• [PROBLEM TO SOLVE]: Below is a listing; copy all of it exactly.

— START OF DATA SHOWN —

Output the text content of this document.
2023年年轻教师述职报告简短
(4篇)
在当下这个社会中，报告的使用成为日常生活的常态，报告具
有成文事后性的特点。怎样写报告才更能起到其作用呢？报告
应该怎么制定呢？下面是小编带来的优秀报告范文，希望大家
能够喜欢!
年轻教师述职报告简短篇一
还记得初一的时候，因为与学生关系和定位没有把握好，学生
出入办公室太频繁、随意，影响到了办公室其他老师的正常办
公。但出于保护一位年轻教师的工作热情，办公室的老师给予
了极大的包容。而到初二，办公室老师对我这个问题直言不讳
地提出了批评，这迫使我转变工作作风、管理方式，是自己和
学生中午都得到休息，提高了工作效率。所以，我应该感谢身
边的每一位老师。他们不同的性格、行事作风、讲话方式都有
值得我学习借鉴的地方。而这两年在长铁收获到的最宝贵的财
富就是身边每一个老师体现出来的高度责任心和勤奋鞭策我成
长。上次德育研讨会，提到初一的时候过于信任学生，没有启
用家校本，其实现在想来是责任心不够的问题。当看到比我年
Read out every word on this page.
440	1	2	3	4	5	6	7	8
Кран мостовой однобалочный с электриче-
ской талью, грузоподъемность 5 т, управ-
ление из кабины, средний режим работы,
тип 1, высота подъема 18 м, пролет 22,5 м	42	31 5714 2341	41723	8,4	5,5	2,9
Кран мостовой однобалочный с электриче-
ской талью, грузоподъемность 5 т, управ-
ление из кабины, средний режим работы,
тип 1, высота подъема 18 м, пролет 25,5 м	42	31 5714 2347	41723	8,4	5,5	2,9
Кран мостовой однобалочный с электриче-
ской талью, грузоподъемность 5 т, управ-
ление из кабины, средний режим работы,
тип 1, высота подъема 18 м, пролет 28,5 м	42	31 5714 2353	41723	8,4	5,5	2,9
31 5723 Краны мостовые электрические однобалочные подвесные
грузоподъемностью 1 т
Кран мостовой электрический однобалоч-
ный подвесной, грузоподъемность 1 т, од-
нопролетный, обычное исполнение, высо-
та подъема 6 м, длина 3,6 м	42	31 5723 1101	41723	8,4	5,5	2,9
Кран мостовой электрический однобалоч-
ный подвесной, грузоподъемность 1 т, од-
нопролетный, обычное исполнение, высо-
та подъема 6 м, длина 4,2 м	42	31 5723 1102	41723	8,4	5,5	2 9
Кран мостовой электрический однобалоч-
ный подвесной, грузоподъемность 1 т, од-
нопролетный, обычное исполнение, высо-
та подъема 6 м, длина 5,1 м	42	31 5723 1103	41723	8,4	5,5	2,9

— END OF DATA SHOWN —

• [RESPONSE TO THE TASK]:
Output the text content of this document.
2023年年轻教师述职报告简短
(4篇)
在当下这个社会中，报告的使用成为日常生活的常态，报告具
有成文事后性的特点。怎样写报告才更能起到其作用呢？报告
应该怎么制定呢？下面是小编带来的优秀报告范文，希望大家
能够喜欢!
年轻教师述职报告简短篇一
还记得初一的时候，因为与学生关系和定位没有把握好，学生
出入办公室太频繁、随意，影响到了办公室其他老师的正常办
公。但出于保护一位年轻教师的工作热情，办公室的老师给予
了极大的包容。而到初二，办公室老师对我这个问题直言不讳
地提出了批评，这迫使我转变工作作风、管理方式，是自己和
学生中午都得到休息，提高了工作效率。所以，我应该感谢身
边的每一位老师。他们不同的性格、行事作风、讲话方式都有
值得我学习借鉴的地方。而这两年在长铁收获到的最宝贵的财
富就是身边每一个老师体现出来的高度责任心和勤奋鞭策我成
长。上次德育研讨会，提到初一的时候过于信任学生，没有启
用家校本，其实现在想来是责任心不够的问题。当看到比我年
Read out every word on this page.
440	1	2	3	4	5	6	7	8
Кран мостовой однобалочный с электриче-
ской талью, грузоподъемность 5 т, управ-
ление из кабины, средний режим работы,
тип 1, высота подъема 18 м, пролет 22,5 м	42	31 5714 2341	41723	8,4	5,5	2,9
Кран мостовой однобалочный с электриче-
ской талью, грузоподъемность 5 т, управ-
ление из кабины, средний режим работы,
тип 1, высота подъема 18 м, пролет 25,5 м	42	31 5714 2347	41723	8,4	5,5	2,9
Кран мостовой однобалочный с электриче-
ской талью, грузоподъемность 5 т, управ-
ление из кабины, средний режим работы,
тип 1, высота подъема 18 м, пролет 28,5 м	42	31 5714 2353	41723	8,4	5,5	2,9
31 5723 Краны мостовые электрические однобалочные подвесные
грузоподъемностью 1 т
Кран мостовой электрический однобалоч-
ный подвесной, грузоподъемность 1 т, од-
нопролетный, обычное исполнение, высо-
та подъема 6 м, длина 3,6 м	42	31 5723 1101	41723	8,4	5,5	2,9
Кран мостовой электрический однобалоч-
ный подвесной, грузоподъемность 1 т, од-
нопролетный, обычное исполнение, высо-
та подъема 6 м, длина 4,2 м	42	31 5723 1102	41723	8,4	5,5	2 9
Кран мостовой электрический однобалоч-
ный подвесной, грузоподъемность 1 т, од-
нопролетный, обычное исполнение, высо-
та подъема 6 м, длина 5,1 м	42	31 5723 1103	41723	8,4	5,5	2,9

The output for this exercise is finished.